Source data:
-- -- --
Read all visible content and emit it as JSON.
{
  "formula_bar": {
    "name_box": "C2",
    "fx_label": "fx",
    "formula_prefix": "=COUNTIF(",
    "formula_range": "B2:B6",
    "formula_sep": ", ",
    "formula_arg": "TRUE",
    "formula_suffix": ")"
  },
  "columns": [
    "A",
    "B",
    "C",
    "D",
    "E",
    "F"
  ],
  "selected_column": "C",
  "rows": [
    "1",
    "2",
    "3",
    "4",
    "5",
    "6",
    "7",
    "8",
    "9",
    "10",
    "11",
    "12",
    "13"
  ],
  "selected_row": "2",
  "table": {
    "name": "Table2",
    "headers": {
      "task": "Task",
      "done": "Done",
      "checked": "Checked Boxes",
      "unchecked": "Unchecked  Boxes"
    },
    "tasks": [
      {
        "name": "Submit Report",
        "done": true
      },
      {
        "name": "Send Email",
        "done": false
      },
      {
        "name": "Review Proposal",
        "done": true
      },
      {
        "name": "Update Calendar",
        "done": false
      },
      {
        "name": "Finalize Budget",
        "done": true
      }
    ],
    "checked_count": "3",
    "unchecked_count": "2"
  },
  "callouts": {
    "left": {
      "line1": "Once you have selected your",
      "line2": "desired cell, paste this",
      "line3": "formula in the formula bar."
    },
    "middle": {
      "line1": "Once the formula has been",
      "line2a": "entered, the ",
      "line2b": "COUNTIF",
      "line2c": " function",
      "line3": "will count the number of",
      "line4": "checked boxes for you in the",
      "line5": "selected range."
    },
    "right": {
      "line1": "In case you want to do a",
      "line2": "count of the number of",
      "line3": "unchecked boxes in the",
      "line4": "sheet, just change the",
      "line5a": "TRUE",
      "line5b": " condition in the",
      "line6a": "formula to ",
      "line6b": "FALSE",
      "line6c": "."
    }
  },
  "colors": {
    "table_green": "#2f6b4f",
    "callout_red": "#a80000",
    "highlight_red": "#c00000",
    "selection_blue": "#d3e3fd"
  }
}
-- -- --
# WRITTEN TASK:
Emit the full listing verbatim.

# TASK RESPONSE:
Read all visible content and emit it as JSON.
{
  "formula_bar": {
    "name_box": "C2",
    "fx_label": "fx",
    "formula_prefix": "=COUNTIF(",
    "formula_range": "B2:B6",
    "formula_sep": ", ",
    "formula_arg": "TRUE",
    "formula_suffix": ")"
  },
  "columns": [
    "A",
    "B",
    "C",
    "D",
    "E",
    "F"
  ],
  "selected_column": "C",
  "rows": [
    "1",
    "2",
    "3",
    "4",
    "5",
    "6",
    "7",
    "8",
    "9",
    "10",
    "11",
    "12",
    "13"
  ],
  "selected_row": "2",
  "table": {
    "name": "Table2",
    "headers": {
      "task": "Task",
      "done": "Done",
      "checked": "Checked Boxes",
      "unchecked": "Unchecked  Boxes"
    },
    "tasks": [
      {
        "name": "Submit Report",
        "done": true
      },
      {
        "name": "Send Email",
        "done": false
      },
      {
        "name": "Review Proposal",
        "done": true
      },
      {
        "name": "Update Calendar",
        "done": false
      },
      {
        "name": "Finalize Budget",
        "done": true
      }
    ],
    "checked_count": "3",
    "unchecked_count": "2"
  },
  "callouts": {
    "left": {
      "line1": "Once you have selected your",
      "line2": "desired cell, paste this",
      "line3": "formula in the formula bar."
    },
    "middle": {
      "line1": "Once the formula has been",
      "line2a": "entered, the ",
      "line2b": "COUNTIF",
      "line2c": " function",
      "line3": "will count the number of",
      "line4": "checked boxes for you in the",
      "line5": "selected range."
    },
    "right": {
      "line1": "In case you want to do a",
      "line2": "count of the number of",
      "line3": "unchecked boxes in the",
      "line4": "sheet, just change the",
      "line5a": "TRUE",
      "line5b": " condition in the",
      "line6a": "formula to ",
      "line6b": "FALSE",
      "line6c": "."
    }
  },
  "colors": {
    "table_green": "#2f6b4f",
    "callout_red": "#a80000",
    "highlight_red": "#c00000",
    "selection_blue": "#d3e3fd"
  }
}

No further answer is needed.